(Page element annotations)
________________

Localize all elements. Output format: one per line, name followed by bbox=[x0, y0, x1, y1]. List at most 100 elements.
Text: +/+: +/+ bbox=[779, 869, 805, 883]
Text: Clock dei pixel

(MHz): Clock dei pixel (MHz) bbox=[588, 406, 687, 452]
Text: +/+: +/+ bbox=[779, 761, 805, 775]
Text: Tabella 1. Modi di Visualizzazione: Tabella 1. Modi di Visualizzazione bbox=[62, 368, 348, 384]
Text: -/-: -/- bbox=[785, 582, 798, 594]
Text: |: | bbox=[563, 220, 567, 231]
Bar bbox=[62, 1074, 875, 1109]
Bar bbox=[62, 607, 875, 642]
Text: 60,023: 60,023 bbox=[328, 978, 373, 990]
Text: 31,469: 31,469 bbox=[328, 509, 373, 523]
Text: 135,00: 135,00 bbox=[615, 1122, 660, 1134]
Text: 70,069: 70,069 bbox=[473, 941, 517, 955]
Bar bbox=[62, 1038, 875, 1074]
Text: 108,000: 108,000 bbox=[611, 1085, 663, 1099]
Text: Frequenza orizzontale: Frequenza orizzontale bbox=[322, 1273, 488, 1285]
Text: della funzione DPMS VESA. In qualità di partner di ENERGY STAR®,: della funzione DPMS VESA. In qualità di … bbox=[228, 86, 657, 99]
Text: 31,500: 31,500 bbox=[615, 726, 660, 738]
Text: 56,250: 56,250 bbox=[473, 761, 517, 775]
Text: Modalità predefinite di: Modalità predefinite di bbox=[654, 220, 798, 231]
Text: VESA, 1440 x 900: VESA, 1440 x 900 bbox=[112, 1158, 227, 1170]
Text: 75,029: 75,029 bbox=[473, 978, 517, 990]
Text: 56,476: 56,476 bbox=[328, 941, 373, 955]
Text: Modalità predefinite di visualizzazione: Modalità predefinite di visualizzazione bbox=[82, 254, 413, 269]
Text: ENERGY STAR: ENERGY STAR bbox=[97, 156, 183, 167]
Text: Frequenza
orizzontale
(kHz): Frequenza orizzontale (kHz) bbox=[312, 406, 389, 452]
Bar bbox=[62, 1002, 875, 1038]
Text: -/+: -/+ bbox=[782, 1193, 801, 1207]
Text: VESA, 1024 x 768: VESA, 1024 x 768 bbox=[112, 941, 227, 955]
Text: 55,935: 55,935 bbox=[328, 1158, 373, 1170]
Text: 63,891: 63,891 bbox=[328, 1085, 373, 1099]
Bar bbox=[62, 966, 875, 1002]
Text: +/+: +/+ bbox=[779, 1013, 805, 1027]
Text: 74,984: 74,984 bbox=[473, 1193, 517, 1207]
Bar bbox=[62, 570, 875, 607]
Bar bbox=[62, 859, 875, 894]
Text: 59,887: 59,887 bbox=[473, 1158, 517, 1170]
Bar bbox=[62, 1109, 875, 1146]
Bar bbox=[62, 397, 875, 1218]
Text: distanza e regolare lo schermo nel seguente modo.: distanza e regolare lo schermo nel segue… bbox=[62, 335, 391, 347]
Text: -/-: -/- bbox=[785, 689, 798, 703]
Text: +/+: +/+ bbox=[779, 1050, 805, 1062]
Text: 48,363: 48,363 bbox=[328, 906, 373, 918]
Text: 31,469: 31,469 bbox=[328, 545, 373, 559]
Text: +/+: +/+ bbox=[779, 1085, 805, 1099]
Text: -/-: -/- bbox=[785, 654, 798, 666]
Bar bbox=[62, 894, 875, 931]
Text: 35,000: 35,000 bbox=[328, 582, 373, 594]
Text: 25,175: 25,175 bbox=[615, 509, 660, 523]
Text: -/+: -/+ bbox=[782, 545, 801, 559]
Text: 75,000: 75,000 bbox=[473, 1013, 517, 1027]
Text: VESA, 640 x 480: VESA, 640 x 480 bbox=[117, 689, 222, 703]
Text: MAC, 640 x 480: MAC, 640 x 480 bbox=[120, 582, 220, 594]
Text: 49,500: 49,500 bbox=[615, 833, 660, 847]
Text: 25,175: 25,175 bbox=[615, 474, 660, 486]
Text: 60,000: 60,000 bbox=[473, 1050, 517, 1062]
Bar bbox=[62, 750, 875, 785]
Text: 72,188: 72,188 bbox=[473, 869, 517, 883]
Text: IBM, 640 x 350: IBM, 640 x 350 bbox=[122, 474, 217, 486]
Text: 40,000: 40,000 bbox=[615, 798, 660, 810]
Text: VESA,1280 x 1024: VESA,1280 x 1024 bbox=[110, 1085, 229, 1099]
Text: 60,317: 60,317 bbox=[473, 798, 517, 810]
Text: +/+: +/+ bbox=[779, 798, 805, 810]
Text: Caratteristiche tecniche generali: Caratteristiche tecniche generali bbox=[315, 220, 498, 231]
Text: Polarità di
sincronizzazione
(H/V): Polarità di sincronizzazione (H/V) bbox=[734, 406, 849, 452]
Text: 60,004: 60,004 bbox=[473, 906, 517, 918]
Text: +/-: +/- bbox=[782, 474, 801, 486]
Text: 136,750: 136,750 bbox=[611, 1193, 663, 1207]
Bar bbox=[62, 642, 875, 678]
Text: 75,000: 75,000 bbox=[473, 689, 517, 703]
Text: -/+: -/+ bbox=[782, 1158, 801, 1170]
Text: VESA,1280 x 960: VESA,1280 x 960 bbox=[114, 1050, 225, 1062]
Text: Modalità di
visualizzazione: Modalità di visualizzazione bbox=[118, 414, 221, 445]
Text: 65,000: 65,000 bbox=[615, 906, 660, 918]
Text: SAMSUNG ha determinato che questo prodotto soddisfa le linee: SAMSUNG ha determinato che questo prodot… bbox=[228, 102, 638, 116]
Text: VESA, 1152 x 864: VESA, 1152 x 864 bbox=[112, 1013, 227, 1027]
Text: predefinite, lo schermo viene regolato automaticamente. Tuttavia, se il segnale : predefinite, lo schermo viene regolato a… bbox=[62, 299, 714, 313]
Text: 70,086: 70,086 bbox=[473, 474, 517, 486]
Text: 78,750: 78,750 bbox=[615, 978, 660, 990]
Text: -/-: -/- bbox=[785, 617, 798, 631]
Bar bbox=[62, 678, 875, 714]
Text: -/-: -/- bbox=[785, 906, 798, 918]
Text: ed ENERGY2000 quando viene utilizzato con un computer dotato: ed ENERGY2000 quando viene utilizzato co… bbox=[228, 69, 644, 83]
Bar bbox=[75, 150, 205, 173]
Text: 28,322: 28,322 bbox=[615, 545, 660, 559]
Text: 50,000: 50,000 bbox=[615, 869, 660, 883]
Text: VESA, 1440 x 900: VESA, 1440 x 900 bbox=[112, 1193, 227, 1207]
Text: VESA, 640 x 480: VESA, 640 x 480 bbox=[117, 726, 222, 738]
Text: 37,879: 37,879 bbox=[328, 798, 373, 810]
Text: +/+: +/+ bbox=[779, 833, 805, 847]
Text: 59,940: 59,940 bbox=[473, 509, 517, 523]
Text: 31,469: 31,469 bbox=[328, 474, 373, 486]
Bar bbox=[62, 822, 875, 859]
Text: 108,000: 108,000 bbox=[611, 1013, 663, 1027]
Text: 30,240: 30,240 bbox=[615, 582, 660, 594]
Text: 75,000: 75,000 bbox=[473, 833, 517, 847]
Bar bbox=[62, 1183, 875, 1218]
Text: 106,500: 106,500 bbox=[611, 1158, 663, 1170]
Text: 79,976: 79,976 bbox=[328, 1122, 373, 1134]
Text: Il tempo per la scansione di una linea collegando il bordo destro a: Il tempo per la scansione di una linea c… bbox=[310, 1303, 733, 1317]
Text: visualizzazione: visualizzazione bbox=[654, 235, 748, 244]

________________

- **Aim**:
Output the lines from the start of the entries through the line containing "Text: Clock dei pixel", inclusive, as a numbered list with blank lines left out.

- **Exercise output**:
1. Localize all elements. Output format: one per line, name followed by bbox=[x0, y0, x1, y1]. List at most 100 elements.
2. Text: +/+: +/+ bbox=[779, 869, 805, 883]
3. Text: Clock dei pixel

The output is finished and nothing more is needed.